## Exercise brief
Find the lines of data that contain the string "Portfolio", then list them.

-- Start Data to process --

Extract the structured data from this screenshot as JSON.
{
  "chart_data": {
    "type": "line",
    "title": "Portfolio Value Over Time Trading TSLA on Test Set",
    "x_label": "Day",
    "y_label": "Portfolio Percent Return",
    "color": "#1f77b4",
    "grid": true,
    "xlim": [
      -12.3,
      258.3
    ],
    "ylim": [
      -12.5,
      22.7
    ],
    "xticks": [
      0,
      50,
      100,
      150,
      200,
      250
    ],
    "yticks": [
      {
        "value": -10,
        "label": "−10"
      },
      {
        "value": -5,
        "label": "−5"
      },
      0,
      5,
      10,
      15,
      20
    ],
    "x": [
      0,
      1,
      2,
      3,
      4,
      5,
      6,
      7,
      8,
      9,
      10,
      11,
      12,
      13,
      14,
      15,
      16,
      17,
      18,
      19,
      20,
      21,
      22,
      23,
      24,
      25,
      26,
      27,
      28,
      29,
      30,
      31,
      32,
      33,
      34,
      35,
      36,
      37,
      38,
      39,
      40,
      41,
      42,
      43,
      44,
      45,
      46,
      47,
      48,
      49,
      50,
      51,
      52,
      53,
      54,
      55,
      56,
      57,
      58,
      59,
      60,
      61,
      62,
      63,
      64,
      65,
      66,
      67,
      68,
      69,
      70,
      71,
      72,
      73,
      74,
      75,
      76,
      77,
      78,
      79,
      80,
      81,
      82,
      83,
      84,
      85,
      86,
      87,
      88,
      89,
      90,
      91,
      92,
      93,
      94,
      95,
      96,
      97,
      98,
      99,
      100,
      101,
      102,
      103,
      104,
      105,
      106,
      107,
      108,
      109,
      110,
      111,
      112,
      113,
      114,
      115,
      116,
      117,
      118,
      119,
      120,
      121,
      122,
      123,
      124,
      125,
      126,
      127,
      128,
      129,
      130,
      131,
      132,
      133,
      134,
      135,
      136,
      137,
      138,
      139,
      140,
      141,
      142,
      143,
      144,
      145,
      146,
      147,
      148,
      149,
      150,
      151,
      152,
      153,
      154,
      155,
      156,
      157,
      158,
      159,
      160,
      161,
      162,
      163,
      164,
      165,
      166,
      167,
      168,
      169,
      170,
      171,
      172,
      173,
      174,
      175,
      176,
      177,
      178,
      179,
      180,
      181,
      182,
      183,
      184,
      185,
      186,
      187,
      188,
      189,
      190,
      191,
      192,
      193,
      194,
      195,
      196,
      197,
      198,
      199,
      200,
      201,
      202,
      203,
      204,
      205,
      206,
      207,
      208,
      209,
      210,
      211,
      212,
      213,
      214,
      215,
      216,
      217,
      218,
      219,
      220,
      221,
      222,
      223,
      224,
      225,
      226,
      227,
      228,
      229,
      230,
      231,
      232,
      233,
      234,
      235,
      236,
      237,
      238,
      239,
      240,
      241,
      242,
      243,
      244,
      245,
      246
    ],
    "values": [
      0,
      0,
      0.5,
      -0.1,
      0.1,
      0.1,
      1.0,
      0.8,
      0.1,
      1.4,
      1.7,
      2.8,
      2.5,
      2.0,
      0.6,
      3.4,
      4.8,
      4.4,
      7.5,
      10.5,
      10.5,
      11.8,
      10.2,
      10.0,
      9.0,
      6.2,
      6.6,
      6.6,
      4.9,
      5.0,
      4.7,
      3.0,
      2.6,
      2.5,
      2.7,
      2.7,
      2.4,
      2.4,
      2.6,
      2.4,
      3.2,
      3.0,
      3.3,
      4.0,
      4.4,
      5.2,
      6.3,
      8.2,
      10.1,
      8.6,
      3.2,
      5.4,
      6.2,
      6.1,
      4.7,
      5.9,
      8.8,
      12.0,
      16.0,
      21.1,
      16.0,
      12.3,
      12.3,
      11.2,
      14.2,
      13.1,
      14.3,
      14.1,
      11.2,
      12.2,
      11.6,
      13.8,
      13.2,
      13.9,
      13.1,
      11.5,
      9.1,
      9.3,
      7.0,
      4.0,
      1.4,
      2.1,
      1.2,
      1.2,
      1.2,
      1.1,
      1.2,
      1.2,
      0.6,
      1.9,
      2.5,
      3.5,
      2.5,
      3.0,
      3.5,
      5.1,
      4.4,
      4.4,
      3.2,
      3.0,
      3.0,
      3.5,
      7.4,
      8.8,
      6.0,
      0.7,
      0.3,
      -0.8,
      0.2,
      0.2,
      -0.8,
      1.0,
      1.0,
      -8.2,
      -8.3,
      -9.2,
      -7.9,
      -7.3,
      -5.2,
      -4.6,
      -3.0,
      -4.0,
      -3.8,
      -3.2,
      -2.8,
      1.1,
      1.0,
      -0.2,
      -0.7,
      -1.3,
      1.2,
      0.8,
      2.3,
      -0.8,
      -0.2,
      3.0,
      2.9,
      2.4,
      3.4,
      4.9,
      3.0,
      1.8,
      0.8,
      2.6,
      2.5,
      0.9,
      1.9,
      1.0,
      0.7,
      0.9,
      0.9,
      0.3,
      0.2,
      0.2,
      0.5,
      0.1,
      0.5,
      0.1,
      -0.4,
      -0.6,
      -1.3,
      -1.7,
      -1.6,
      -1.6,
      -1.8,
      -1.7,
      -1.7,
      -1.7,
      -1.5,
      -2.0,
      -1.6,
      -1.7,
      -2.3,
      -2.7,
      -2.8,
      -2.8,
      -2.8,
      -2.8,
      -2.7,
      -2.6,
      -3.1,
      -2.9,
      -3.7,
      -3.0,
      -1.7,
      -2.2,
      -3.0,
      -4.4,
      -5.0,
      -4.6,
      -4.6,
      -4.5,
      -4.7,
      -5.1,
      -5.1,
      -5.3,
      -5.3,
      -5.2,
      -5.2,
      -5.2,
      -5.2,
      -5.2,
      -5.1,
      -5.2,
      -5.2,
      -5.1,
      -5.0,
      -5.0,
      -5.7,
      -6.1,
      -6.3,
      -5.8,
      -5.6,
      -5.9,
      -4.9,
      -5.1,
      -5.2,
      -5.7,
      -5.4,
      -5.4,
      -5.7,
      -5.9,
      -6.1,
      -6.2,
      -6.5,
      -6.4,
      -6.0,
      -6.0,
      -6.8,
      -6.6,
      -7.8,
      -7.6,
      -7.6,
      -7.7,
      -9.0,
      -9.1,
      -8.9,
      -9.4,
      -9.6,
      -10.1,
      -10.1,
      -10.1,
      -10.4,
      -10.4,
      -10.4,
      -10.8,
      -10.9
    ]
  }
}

-- End Data to process --

## Solution for this exercise
    "title": "Portfolio Value Over Time Trading TSLA on Test Set",
    "y_label": "Portfolio Percent Return",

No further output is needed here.